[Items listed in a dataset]
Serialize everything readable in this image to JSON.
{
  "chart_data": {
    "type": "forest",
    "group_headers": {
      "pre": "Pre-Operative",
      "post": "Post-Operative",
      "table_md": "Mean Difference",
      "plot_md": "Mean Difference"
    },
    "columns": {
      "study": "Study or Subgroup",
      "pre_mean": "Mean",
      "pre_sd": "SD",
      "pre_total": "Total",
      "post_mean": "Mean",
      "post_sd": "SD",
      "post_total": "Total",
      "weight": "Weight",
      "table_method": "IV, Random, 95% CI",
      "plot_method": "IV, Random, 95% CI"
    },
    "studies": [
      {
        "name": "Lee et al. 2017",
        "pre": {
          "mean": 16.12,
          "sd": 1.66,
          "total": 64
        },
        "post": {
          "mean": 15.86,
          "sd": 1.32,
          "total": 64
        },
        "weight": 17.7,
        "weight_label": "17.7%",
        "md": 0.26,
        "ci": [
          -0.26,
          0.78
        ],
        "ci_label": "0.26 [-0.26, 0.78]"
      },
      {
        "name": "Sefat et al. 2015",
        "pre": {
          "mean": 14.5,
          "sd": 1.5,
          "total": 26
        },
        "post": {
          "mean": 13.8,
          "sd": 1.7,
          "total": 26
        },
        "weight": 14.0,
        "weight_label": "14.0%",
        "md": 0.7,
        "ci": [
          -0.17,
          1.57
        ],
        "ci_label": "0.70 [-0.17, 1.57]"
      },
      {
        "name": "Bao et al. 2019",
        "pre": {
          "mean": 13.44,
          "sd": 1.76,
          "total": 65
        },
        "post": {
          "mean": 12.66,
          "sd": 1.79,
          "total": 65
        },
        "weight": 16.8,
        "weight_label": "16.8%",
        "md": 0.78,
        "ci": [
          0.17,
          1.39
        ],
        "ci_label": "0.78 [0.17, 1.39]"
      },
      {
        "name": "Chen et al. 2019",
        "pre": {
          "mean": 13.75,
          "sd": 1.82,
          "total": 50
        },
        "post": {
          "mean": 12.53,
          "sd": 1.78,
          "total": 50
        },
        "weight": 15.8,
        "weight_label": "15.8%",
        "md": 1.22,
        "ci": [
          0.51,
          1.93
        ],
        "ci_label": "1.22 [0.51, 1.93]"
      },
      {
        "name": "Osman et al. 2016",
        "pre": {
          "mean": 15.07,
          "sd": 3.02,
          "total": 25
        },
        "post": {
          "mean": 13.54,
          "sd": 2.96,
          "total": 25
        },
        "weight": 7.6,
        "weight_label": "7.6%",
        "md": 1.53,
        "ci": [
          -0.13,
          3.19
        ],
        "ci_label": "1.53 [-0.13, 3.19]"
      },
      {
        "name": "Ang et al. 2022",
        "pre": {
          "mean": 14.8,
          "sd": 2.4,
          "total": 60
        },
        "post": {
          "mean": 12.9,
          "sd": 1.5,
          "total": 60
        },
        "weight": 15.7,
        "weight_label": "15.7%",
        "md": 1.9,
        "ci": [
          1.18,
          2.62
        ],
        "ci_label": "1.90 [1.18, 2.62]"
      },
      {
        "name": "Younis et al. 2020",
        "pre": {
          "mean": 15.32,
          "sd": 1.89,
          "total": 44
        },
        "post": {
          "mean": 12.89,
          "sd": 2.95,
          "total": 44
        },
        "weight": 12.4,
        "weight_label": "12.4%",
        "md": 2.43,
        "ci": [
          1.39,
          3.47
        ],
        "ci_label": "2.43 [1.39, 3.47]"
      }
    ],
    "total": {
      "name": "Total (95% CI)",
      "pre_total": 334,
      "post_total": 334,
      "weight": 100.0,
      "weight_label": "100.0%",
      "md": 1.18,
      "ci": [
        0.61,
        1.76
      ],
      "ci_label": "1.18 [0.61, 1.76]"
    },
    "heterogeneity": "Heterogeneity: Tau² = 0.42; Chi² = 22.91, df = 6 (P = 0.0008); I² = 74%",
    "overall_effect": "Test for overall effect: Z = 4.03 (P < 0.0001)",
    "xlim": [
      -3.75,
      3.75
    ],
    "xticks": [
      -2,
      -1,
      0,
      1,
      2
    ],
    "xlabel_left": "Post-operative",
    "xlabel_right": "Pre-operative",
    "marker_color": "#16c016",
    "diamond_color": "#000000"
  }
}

-- Task requirements --
Return nothing except the number of lines that include the string "Random".

-- Response to this exercise --
2